Data excerpts:
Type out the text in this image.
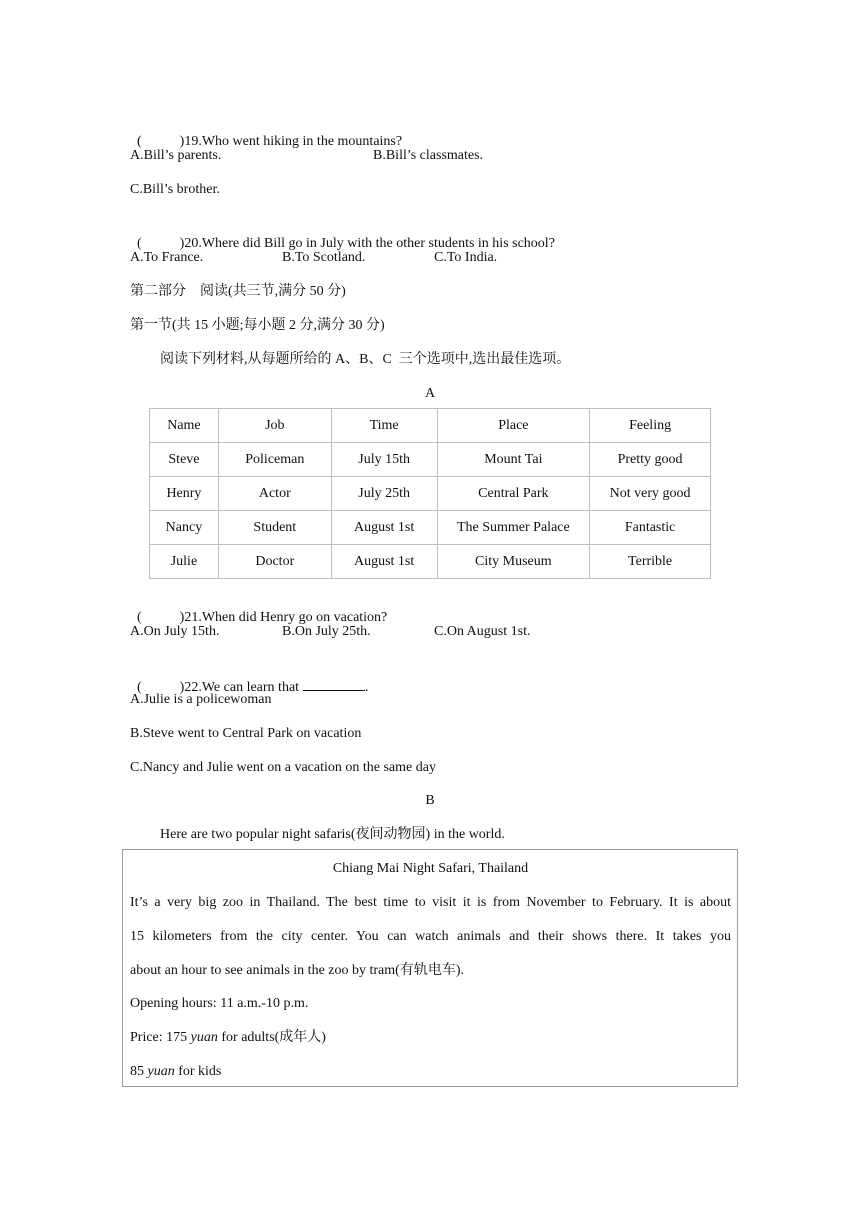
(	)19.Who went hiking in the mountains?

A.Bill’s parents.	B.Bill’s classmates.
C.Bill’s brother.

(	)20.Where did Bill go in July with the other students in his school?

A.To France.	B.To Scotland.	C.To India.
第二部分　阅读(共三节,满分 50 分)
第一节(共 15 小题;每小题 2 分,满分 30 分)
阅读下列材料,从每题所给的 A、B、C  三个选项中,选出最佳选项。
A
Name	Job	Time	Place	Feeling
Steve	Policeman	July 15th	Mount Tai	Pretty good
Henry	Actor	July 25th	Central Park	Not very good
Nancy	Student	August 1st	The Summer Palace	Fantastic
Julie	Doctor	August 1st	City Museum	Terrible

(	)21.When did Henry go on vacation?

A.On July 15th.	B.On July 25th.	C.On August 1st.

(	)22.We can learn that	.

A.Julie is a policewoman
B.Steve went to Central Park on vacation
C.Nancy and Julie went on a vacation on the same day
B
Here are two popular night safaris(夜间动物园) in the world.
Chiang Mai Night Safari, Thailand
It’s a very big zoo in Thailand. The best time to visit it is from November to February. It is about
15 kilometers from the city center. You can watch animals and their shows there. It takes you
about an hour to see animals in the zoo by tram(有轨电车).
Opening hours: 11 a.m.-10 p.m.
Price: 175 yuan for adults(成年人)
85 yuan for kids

--

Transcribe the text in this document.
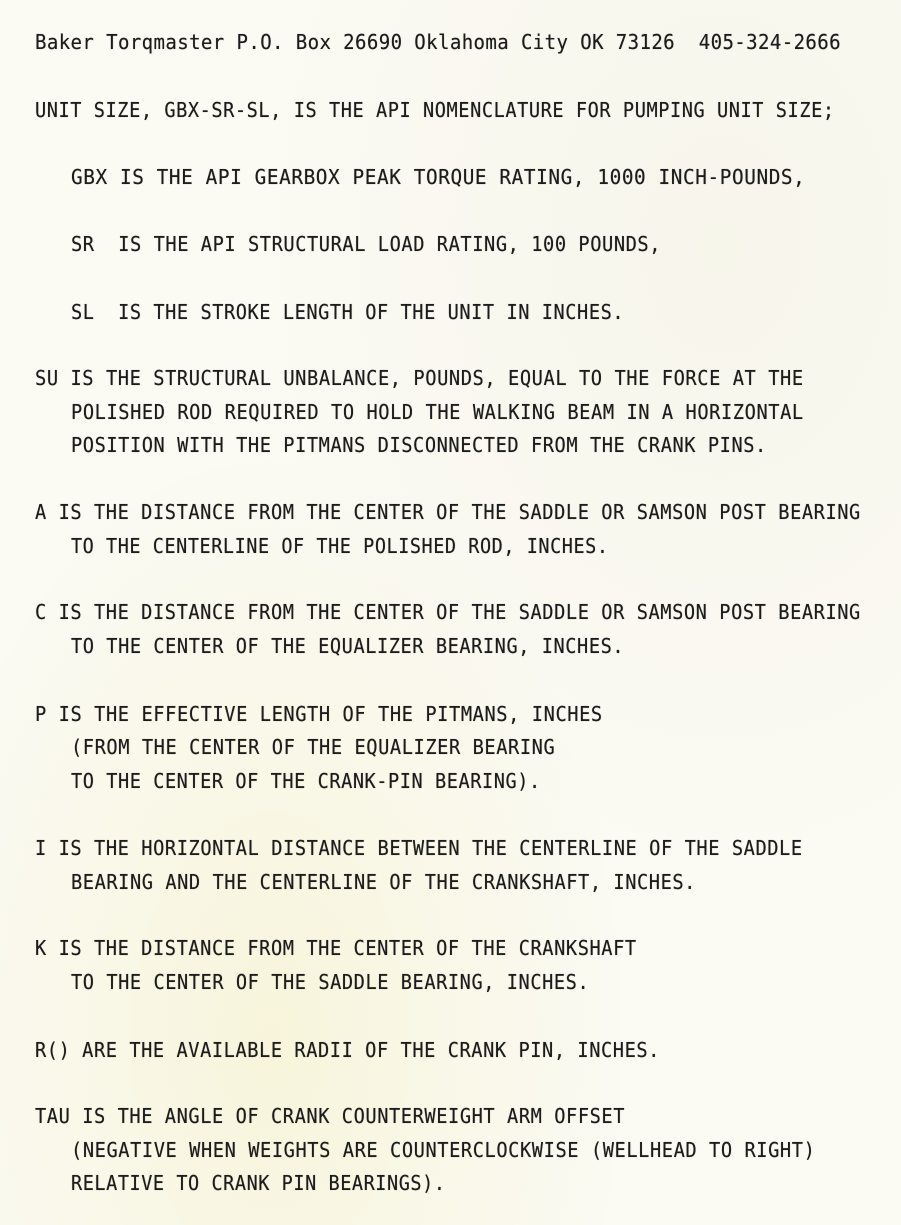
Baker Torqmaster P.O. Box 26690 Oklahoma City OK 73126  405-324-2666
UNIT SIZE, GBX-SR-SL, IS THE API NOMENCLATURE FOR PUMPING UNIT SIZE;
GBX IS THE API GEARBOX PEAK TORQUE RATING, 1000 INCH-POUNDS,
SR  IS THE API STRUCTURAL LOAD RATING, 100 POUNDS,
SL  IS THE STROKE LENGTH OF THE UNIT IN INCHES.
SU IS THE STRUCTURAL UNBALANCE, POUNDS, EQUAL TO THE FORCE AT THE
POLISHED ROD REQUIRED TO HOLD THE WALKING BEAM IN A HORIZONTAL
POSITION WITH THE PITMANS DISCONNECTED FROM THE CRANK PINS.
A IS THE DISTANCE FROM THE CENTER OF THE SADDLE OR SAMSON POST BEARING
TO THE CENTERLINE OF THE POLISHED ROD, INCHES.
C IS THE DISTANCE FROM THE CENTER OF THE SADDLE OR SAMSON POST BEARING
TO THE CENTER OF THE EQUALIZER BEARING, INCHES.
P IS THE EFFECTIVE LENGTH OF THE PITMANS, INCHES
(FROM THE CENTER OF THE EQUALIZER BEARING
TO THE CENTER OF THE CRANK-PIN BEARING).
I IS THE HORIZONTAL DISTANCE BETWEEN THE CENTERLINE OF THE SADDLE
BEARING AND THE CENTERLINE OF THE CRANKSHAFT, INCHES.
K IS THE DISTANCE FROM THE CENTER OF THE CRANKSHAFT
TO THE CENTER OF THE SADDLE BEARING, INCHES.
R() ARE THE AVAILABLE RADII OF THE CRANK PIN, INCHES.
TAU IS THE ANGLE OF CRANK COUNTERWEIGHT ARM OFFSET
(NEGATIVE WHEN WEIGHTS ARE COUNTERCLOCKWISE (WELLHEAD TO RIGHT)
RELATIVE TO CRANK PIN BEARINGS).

(TASK INSTRUCTIONS) Which lines of the data above contain "went"? Copy each one.

(FINISHED ANSWER)
(	)19.Who went hiking in the mountains?
B.Steve went to Central Park on vacation
C.Nancy and Julie went on a vacation on the same day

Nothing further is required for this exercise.